===== DATA TO PROCESS =====

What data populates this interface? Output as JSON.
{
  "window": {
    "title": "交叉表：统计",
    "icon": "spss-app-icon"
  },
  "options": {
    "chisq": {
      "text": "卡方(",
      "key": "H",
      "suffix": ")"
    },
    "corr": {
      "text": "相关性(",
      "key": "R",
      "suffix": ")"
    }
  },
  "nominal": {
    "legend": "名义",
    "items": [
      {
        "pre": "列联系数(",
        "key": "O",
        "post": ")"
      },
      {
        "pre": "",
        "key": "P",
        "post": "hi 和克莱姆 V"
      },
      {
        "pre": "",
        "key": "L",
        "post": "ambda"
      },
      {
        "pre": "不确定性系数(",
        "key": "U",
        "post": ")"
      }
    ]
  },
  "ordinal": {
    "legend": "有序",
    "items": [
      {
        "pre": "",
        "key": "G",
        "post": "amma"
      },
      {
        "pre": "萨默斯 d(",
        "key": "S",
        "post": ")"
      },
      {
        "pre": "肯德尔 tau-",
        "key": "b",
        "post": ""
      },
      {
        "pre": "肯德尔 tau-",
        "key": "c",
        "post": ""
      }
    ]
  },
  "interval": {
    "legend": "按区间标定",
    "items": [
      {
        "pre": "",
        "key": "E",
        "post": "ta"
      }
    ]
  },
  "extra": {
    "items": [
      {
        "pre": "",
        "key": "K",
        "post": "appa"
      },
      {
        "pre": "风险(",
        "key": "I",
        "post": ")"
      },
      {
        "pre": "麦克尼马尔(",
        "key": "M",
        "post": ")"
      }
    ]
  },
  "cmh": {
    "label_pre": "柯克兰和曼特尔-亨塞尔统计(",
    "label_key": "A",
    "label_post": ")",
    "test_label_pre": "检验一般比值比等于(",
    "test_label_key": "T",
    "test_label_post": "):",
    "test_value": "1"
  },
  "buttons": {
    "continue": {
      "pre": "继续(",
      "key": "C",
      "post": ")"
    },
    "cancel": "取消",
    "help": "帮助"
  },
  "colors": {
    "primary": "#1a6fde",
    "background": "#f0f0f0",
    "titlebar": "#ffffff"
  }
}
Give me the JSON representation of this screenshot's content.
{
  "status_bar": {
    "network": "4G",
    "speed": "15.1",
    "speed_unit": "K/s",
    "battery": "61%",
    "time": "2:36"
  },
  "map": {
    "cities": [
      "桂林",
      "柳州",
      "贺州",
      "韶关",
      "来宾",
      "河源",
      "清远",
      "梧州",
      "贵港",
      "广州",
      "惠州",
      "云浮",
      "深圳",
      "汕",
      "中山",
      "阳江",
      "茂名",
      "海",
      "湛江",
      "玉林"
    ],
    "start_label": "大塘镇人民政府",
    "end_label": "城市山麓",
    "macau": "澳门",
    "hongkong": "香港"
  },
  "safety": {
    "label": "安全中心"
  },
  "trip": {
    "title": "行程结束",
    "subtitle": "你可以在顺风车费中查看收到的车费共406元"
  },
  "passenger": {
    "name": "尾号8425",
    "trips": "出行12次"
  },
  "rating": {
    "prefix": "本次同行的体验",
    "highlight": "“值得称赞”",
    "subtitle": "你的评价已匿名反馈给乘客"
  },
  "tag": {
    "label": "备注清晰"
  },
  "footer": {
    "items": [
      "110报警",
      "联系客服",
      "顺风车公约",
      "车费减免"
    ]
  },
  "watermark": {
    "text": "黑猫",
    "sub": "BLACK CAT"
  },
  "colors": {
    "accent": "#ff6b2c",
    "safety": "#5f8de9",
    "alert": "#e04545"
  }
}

=====

## EXERCISE INSTRUCTIONS:
Show every line above in which the word "this" occurs.

## TASK SOLUTION:
What data populates this interface? Output as JSON.
Give me the JSON representation of this screenshot's content.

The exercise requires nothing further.